* Exercise task *
Quote the records that follow in full and exactly; leave out the pictures.

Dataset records
----------

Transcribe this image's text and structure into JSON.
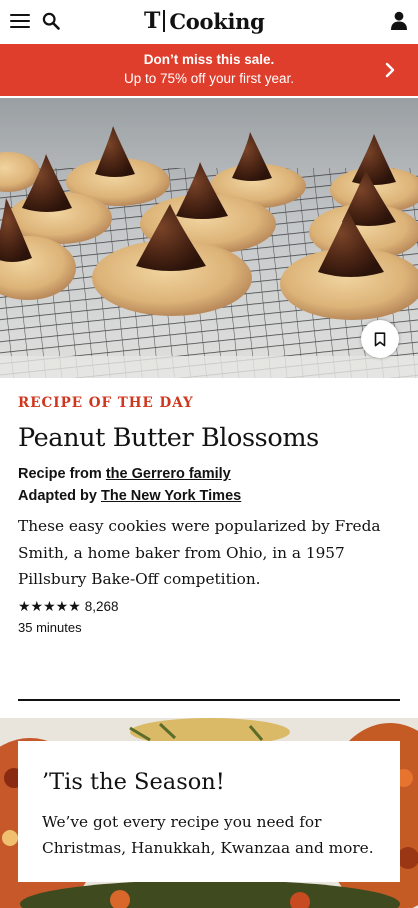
{
  "header": {
    "logo_mark": "T",
    "logo_text": "Cooking",
    "icons": [
      "menu-icon",
      "search-icon",
      "account-icon"
    ]
  },
  "promo_banner": {
    "line1": "Don’t miss this sale.",
    "line2": "Up to 75% off your first year.",
    "background": "#e03e2d",
    "icon": "chevron-right-icon"
  },
  "recipe_of_the_day": {
    "eyebrow": "RECIPE OF THE DAY",
    "title": "Peanut Butter Blossoms",
    "credit_prefix": "Recipe from ",
    "credit_name": "the Gerrero family",
    "adapted_prefix": "Adapted by ",
    "adapted_name": "The New York Times",
    "description": "These easy cookies were popularized by Freda Smith, a home baker from Ohio, in a 1957 Pillsbury Bake-Off competition.",
    "stars": "★★★★★",
    "rating_count": "8,268",
    "time": "35 minutes",
    "save_icon": "bookmark-icon",
    "accent": "#d0361e"
  },
  "season_promo": {
    "title": "’Tis the Season!",
    "text": "We’ve got every recipe you need for Christmas, Hanukkah, Kwanzaa and more."
  }
}
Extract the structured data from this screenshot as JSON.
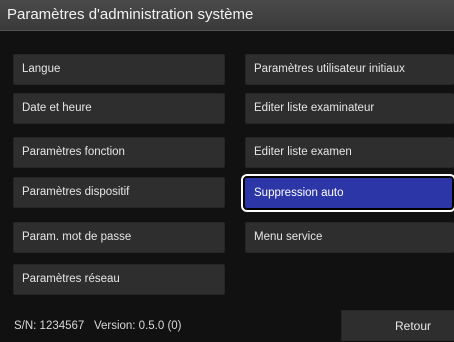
{
  "title": "Paramètres d'administration système",
  "left_buttons": [
    "Langue",
    "Date et heure",
    "Paramètres fonction",
    "Paramètres dispositif",
    "Param. mot de passe",
    "Paramètres réseau"
  ],
  "right_buttons": [
    "Paramètres utilisateur initiaux",
    "Editer liste examinateur",
    "Editer liste examen",
    "Suppression auto",
    "Menu service"
  ],
  "selected_item": "Suppression auto",
  "footer": {
    "serial": "S/N: 1234567",
    "version": "Version: 0.5.0 (0)",
    "back_label": "Retour"
  },
  "colors": {
    "selected_fill": "#2c36a6",
    "selected_border": "#ffffff",
    "button_bg": "#2e2e2e",
    "background": "#111111"
  }
}
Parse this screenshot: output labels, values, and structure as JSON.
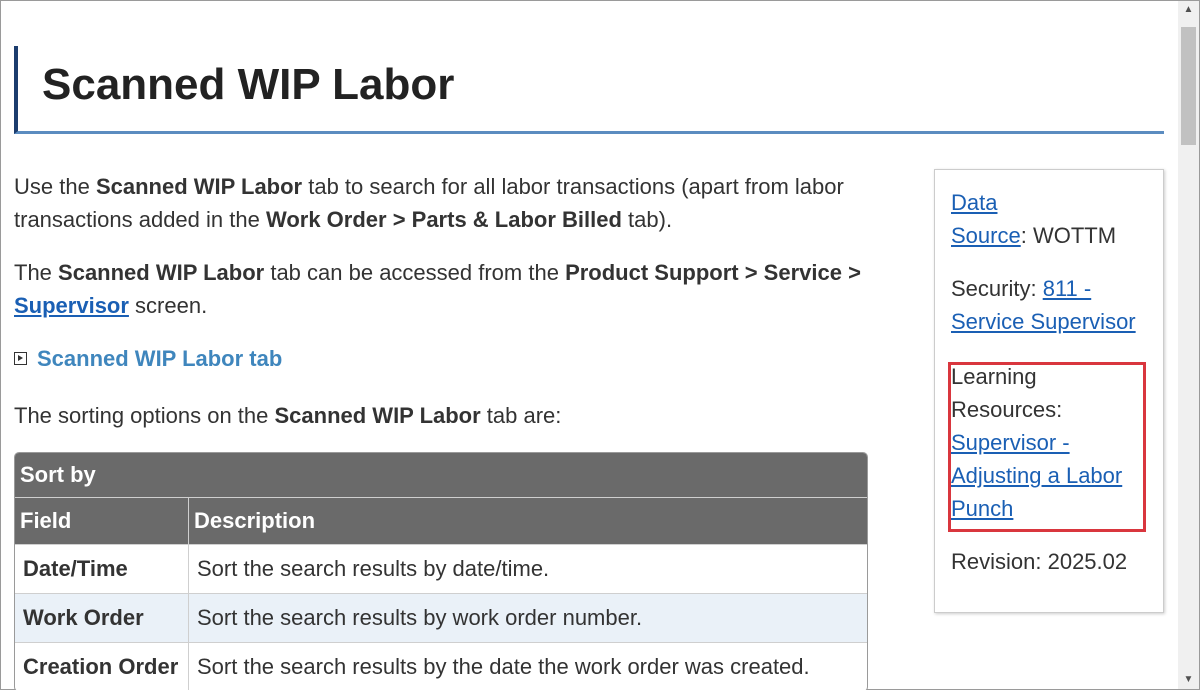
{
  "page": {
    "title": "Scanned WIP Labor"
  },
  "intro": {
    "p1_a": "Use the ",
    "p1_b": "Scanned WIP Labor",
    "p1_c": " tab to search for all labor transactions (apart from labor transactions added in the ",
    "p1_d": "Work Order > Parts & Labor Billed",
    "p1_e": " tab).",
    "p2_a": "The ",
    "p2_b": "Scanned WIP Labor",
    "p2_c": " tab can be accessed from the ",
    "p2_d": "Product Support > Service > ",
    "p2_link": "Supervisor",
    "p2_e": " screen.",
    "toggle_label": "Scanned WIP Labor tab",
    "p3_a": "The sorting options on the ",
    "p3_b": "Scanned WIP Labor",
    "p3_c": " tab are:"
  },
  "sort_table": {
    "caption": "Sort by",
    "headers": [
      "Field",
      "Description"
    ],
    "rows": [
      {
        "field": "Date/Time",
        "description": "Sort the search results by date/time."
      },
      {
        "field": "Work Order",
        "description": "Sort the search results by work order number."
      },
      {
        "field": "Creation Order",
        "description": "Sort the search results by the date the work order was created."
      }
    ]
  },
  "sidebar": {
    "data_source_link_1": "Data",
    "data_source_link_2": "Source",
    "data_source_value": ": WOTTM",
    "security_label": "Security: ",
    "security_link_1": "811 -",
    "security_link_2": "Service Supervisor",
    "learning_label_1": "Learning",
    "learning_label_2": "Resources:",
    "learning_link_1": "Supervisor -",
    "learning_link_2": "Adjusting a Labor",
    "learning_link_3": "Punch",
    "revision": "Revision: 2025.02"
  },
  "colors": {
    "title_border": "#1c3d6e",
    "title_underline": "#5b8cc0",
    "link": "#1a5fb4",
    "table_header": "#6a6a6a",
    "alt_row": "#eaf1f8",
    "highlight": "#d9363e"
  },
  "icons": {
    "toggle": "expand-triangle-icon",
    "scroll_up": "chevron-up-icon",
    "scroll_down": "chevron-down-icon"
  }
}
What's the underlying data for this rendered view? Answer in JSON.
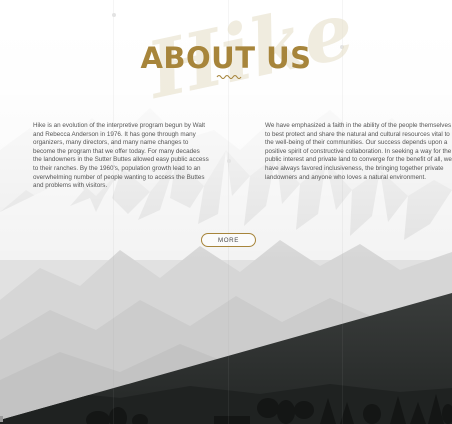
{
  "section": {
    "watermark": "Hike",
    "title": "ABOUT US"
  },
  "paragraphs": {
    "left": "Hike is an evolution of the interpretive program begun by Walt and Rebecca Anderson in 1976. It has gone through many organizers, many directors, and many name changes to become the program that we offer today. For many decades the landowners in the Sutter Buttes allowed easy public access to their ranches. By the 1960's, population growth lead to an overwhelming number of people wanting to access the Buttes and problems with visitors.",
    "right": "We have emphasized a faith in the ability of the people themselves to best protect and share the natural and cultural resources vital to the well-being of their communities. Our success depends upon a positive spirit of constructive collaboration. In seeking a way for the public interest and private land to converge for the benefit of all, we have always favored inclusiveness, the bringing together private landowners and anyone who loves a natural environment."
  },
  "more_button": {
    "label": "MORE"
  },
  "colors": {
    "accent": "#a7853b",
    "body_text": "#555555",
    "dark_band": "#2b2e2d"
  },
  "icons": {
    "divider": "squiggle-divider-icon"
  }
}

----------

* Task solution *
Transcribe this image's text and structure into JSON.
{
  "header": {
    "logo_mark": "T",
    "logo_text": "Cooking",
    "icons": [
      "menu-icon",
      "search-icon",
      "account-icon"
    ]
  },
  "promo_banner": {
    "line1": "Don’t miss this sale.",
    "line2": "Up to 75% off your first year.",
    "background": "#e03e2d",
    "icon": "chevron-right-icon"
  },
  "recipe_of_the_day": {
    "eyebrow": "RECIPE OF THE DAY",
    "title": "Peanut Butter Blossoms",
    "credit_prefix": "Recipe from ",
    "credit_name": "the Gerrero family",
    "adapted_prefix": "Adapted by ",
    "adapted_name": "The New York Times",
    "description": "These easy cookies were popularized by Freda Smith, a home baker from Ohio, in a 1957 Pillsbury Bake-Off competition.",
    "stars": "★★★★★",
    "rating_count": "8,268",
    "time": "35 minutes",
    "save_icon": "bookmark-icon",
    "accent": "#d0361e"
  },
  "season_promo": {
    "title": "’Tis the Season!",
    "text": "We’ve got every recipe you need for Christmas, Hanukkah, Kwanzaa and more."
  }
}
Extract the structured data from this screenshot as JSON.
{
  "title": "Paramètres d'administration système",
  "left_buttons": [
    "Langue",
    "Date et heure",
    "Paramètres fonction",
    "Paramètres dispositif",
    "Param. mot de passe",
    "Paramètres réseau"
  ],
  "right_buttons": [
    "Paramètres utilisateur initiaux",
    "Editer liste examinateur",
    "Editer liste examen",
    "Suppression auto",
    "Menu service"
  ],
  "selected_item": "Suppression auto",
  "footer": {
    "serial": "S/N: 1234567",
    "version": "Version: 0.5.0 (0)",
    "back_label": "Retour"
  },
  "colors": {
    "selected_fill": "#2c36a6",
    "selected_border": "#ffffff",
    "button_bg": "#2e2e2e",
    "background": "#111111"
  }
}
Parse this screenshot: output labels, values, and structure as JSON.
{
  "page": {
    "title": "Scanned WIP Labor"
  },
  "intro": {
    "p1_a": "Use the ",
    "p1_b": "Scanned WIP Labor",
    "p1_c": " tab to search for all labor transactions (apart from labor transactions added in the ",
    "p1_d": "Work Order > Parts & Labor Billed",
    "p1_e": " tab).",
    "p2_a": "The ",
    "p2_b": "Scanned WIP Labor",
    "p2_c": " tab can be accessed from the ",
    "p2_d": "Product Support > Service > ",
    "p2_link": "Supervisor",
    "p2_e": " screen.",
    "toggle_label": "Scanned WIP Labor tab",
    "p3_a": "The sorting options on the ",
    "p3_b": "Scanned WIP Labor",
    "p3_c": " tab are:"
  },
  "sort_table": {
    "caption": "Sort by",
    "headers": [
      "Field",
      "Description"
    ],
    "rows": [
      {
        "field": "Date/Time",
        "description": "Sort the search results by date/time."
      },
      {
        "field": "Work Order",
        "description": "Sort the search results by work order number."
      },
      {
        "field": "Creation Order",
        "description": "Sort the search results by the date the work order was created."
      }
    ]
  },
  "sidebar": {
    "data_source_link_1": "Data",
    "data_source_link_2": "Source",
    "data_source_value": ": WOTTM",
    "security_label": "Security: ",
    "security_link_1": "811 -",
    "security_link_2": "Service Supervisor",
    "learning_label_1": "Learning",
    "learning_label_2": "Resources:",
    "learning_link_1": "Supervisor -",
    "learning_link_2": "Adjusting a Labor",
    "learning_link_3": "Punch",
    "revision": "Revision: 2025.02"
  },
  "colors": {
    "title_border": "#1c3d6e",
    "title_underline": "#5b8cc0",
    "link": "#1a5fb4",
    "table_header": "#6a6a6a",
    "alt_row": "#eaf1f8",
    "highlight": "#d9363e"
  },
  "icons": {
    "toggle": "expand-triangle-icon",
    "scroll_up": "chevron-up-icon",
    "scroll_down": "chevron-down-icon"
  }
}
What's the underlying data for this rendered view? Answer in JSON.
{
  "section": {
    "watermark": "Hike",
    "title": "ABOUT US"
  },
  "paragraphs": {
    "left": "Hike is an evolution of the interpretive program begun by Walt and Rebecca Anderson in 1976. It has gone through many organizers, many directors, and many name changes to become the program that we offer today. For many decades the landowners in the Sutter Buttes allowed easy public access to their ranches. By the 1960's, population growth lead to an overwhelming number of people wanting to access the Buttes and problems with visitors.",
    "right": "We have emphasized a faith in the ability of the people themselves to best protect and share the natural and cultural resources vital to the well-being of their communities. Our success depends upon a positive spirit of constructive collaboration. In seeking a way for the public interest and private land to converge for the benefit of all, we have always favored inclusiveness, the bringing together private landowners and anyone who loves a natural environment."
  },
  "more_button": {
    "label": "MORE"
  },
  "colors": {
    "accent": "#a7853b",
    "body_text": "#555555",
    "dark_band": "#2b2e2d"
  },
  "icons": {
    "divider": "squiggle-divider-icon"
  }
}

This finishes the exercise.